• **Challenge**
Gather up every line from the entries below that uses the word "profile".

* start Provided data *

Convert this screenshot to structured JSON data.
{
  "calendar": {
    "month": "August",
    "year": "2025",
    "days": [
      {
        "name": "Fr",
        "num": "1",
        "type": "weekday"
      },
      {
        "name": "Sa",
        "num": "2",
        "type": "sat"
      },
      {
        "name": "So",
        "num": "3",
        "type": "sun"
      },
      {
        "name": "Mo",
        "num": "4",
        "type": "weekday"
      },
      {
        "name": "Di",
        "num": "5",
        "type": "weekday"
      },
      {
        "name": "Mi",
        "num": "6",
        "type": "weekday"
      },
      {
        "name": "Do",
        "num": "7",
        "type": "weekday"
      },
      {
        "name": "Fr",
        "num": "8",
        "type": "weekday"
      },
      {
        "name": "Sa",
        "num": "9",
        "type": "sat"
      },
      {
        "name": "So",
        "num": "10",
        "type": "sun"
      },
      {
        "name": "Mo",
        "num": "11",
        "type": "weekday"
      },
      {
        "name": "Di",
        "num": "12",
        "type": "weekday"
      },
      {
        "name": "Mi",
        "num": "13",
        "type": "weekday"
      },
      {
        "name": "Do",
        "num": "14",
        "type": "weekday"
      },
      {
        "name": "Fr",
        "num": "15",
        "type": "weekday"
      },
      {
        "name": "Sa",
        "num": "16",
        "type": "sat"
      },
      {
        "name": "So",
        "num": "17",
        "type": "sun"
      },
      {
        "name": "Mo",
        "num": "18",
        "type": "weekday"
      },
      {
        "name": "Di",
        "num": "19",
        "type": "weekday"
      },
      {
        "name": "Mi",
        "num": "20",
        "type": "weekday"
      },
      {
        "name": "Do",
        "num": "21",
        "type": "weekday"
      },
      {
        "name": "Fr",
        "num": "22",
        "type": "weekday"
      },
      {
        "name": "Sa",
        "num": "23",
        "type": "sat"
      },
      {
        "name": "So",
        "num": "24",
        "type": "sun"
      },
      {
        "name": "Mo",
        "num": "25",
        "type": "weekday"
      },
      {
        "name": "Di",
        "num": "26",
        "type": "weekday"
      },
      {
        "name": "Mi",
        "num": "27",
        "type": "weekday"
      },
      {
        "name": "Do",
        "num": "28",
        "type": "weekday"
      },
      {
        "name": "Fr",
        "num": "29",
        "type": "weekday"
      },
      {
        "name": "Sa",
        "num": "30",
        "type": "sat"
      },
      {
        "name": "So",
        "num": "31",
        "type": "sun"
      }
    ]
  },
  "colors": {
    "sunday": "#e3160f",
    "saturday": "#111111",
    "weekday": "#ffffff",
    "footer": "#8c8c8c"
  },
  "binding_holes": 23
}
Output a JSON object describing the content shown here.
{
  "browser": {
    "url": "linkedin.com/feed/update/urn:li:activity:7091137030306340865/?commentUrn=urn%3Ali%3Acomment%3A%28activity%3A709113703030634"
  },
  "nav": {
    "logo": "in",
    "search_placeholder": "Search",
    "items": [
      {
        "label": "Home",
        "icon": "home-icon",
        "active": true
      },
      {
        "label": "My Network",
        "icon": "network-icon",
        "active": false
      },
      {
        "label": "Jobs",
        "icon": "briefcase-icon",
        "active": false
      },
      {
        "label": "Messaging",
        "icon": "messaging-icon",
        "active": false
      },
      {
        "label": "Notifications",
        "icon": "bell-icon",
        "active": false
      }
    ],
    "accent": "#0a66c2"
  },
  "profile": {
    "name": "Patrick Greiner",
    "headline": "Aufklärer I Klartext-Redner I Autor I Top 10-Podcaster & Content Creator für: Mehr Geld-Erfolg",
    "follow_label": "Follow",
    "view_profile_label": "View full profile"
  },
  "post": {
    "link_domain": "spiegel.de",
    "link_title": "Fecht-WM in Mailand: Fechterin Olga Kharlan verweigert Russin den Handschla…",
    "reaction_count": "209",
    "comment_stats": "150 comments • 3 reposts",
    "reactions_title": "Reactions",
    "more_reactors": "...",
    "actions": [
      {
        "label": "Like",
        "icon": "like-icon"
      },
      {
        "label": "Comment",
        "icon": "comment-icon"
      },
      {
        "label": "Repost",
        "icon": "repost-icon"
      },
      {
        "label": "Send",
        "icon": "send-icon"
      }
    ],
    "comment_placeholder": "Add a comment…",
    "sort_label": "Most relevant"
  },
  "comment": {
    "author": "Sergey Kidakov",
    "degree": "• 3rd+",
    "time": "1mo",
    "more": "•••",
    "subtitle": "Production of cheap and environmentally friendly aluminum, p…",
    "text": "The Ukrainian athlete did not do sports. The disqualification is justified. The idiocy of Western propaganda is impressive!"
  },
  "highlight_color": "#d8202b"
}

* end Provided data *

• **The response**
  "profile": {
    "view_profile_label": "View full profile"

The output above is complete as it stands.